▸ **Extracted entries**:
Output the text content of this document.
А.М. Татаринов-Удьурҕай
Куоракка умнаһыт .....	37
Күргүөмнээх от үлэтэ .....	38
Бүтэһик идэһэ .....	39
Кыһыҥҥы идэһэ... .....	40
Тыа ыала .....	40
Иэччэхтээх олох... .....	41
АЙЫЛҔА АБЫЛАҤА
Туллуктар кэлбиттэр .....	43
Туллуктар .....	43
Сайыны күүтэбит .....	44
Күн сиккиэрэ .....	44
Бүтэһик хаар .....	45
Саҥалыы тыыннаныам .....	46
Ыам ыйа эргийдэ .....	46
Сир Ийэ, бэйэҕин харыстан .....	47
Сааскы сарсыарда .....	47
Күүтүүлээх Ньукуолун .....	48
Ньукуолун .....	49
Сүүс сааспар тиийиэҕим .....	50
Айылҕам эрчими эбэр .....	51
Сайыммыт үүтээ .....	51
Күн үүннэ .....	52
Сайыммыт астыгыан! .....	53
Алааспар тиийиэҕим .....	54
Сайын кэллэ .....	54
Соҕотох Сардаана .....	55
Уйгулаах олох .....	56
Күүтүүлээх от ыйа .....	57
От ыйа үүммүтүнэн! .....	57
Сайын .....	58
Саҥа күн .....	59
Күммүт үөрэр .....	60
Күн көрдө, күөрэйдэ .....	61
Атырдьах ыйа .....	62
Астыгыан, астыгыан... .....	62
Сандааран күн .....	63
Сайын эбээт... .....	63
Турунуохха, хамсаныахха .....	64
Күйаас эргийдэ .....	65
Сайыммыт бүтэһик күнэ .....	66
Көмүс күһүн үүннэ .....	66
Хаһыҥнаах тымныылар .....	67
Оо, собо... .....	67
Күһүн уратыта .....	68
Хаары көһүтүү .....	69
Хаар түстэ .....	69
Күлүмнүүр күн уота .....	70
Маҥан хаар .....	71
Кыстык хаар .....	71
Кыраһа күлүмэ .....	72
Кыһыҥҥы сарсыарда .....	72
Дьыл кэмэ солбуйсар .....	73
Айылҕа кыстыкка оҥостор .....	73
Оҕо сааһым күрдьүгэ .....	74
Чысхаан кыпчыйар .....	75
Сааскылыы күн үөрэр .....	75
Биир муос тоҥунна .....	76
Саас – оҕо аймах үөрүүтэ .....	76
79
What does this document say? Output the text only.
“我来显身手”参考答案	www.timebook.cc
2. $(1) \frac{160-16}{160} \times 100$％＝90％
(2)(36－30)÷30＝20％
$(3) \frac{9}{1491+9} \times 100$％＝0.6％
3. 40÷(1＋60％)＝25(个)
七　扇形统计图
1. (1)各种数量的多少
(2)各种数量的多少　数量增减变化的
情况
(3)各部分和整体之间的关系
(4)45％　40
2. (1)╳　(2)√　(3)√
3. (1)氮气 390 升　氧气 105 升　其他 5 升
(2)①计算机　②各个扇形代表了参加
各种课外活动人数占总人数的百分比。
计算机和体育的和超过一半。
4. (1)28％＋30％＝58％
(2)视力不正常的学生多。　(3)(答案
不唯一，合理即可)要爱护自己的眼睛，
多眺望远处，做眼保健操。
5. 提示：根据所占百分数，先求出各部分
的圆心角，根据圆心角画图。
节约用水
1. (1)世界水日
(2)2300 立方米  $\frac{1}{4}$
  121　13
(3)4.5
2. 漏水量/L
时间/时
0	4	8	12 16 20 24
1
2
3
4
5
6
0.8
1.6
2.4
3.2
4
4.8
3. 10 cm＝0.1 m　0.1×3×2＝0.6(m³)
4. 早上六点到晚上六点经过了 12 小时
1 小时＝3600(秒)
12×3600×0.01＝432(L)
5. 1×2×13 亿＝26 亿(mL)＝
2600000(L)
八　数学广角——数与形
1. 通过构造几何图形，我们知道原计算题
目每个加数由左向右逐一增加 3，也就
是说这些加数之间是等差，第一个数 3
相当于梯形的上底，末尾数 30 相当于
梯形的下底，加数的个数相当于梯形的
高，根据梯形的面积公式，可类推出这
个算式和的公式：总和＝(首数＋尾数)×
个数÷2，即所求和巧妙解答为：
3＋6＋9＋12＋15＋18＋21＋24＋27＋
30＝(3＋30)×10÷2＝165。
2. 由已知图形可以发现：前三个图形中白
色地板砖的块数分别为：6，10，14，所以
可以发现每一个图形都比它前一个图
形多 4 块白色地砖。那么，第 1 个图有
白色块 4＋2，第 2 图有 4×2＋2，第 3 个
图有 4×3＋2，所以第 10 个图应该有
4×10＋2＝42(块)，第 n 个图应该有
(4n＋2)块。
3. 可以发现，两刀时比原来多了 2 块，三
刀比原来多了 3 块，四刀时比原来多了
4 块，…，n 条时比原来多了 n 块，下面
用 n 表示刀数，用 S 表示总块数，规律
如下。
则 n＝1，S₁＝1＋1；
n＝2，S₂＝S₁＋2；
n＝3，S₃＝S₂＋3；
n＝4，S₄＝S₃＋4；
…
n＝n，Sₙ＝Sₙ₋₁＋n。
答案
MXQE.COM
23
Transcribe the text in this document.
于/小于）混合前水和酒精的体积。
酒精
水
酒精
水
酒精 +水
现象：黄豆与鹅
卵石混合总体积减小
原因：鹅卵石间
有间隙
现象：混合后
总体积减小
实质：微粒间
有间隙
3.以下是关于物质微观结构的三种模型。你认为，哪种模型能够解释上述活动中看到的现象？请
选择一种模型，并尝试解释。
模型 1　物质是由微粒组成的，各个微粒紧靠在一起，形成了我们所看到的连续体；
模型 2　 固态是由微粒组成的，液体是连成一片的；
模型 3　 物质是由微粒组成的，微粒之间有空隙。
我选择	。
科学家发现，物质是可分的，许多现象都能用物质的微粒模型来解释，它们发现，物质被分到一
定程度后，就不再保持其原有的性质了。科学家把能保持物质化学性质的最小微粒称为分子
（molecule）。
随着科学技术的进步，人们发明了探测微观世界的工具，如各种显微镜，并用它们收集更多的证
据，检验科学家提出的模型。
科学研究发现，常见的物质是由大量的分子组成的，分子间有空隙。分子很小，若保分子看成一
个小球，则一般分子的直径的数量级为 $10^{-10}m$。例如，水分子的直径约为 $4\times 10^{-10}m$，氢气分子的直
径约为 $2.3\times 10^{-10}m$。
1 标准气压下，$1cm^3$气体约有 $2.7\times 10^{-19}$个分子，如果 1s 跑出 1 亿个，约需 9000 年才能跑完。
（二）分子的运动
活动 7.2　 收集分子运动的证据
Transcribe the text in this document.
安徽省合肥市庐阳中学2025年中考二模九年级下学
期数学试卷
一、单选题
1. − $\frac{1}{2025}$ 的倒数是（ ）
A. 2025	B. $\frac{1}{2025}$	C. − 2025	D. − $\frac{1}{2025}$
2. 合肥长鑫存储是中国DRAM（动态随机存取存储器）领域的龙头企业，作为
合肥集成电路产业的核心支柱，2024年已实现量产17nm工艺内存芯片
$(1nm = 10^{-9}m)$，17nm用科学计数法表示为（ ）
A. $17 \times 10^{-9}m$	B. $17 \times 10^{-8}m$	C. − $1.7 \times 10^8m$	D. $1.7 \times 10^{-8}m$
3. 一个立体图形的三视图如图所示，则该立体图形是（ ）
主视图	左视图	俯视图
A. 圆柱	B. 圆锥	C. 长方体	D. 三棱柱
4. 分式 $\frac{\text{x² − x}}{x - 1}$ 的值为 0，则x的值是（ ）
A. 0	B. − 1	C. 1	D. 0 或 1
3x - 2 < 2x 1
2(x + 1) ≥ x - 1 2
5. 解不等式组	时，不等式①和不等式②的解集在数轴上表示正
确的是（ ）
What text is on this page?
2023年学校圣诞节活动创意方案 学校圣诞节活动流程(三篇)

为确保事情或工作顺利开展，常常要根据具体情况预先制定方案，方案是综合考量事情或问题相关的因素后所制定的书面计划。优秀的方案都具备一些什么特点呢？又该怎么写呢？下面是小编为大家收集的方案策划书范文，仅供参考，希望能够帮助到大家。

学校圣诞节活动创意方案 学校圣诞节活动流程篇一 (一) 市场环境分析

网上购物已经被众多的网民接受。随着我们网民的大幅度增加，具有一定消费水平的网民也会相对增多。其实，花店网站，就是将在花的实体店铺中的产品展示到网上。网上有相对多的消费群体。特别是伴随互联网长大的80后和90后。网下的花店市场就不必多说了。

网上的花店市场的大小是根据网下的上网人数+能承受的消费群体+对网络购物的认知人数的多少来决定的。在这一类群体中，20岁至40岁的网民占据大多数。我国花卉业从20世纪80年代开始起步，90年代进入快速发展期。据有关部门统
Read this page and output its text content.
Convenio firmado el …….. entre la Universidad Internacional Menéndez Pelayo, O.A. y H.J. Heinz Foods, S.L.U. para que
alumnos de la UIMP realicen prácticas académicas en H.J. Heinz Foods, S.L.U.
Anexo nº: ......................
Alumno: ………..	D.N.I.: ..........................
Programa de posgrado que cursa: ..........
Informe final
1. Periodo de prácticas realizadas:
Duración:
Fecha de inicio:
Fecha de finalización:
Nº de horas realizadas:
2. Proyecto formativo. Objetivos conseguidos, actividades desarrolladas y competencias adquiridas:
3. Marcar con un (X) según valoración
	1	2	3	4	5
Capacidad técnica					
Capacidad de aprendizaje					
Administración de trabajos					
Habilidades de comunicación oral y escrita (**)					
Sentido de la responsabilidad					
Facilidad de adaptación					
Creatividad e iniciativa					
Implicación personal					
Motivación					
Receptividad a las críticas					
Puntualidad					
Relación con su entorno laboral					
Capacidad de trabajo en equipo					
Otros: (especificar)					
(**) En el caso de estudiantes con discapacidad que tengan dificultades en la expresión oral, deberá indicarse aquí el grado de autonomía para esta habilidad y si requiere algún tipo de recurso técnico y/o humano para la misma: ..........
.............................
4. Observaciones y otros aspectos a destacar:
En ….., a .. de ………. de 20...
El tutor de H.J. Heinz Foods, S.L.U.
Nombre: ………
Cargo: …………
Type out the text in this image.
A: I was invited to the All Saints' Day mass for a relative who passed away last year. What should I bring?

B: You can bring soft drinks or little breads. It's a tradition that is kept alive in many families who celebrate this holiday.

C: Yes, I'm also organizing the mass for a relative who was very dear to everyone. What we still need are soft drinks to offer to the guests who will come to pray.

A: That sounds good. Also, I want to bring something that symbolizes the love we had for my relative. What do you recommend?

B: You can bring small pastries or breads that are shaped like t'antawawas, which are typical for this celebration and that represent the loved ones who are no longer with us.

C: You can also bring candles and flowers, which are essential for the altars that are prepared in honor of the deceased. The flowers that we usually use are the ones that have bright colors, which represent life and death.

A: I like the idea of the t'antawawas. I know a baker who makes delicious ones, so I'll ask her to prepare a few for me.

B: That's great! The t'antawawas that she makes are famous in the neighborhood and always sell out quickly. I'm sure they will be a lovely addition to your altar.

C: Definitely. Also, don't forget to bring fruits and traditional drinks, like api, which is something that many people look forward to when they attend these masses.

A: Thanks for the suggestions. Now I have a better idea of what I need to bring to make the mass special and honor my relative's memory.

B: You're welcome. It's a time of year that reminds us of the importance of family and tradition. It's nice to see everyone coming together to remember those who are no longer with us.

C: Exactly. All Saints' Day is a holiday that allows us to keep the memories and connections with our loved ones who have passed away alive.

▸ **Your task**: Pull out each line containing the word "soft" and copy it.

▸ **The reply**:
B: You can bring soft drinks or little breads. It's a tradition that is kept alive in many families who celebrate this holiday.
C: Yes, I'm also organizing the mass for a relative who was very dear to everyone. What we still need are soft drinks to offer to the guests who will come to pray.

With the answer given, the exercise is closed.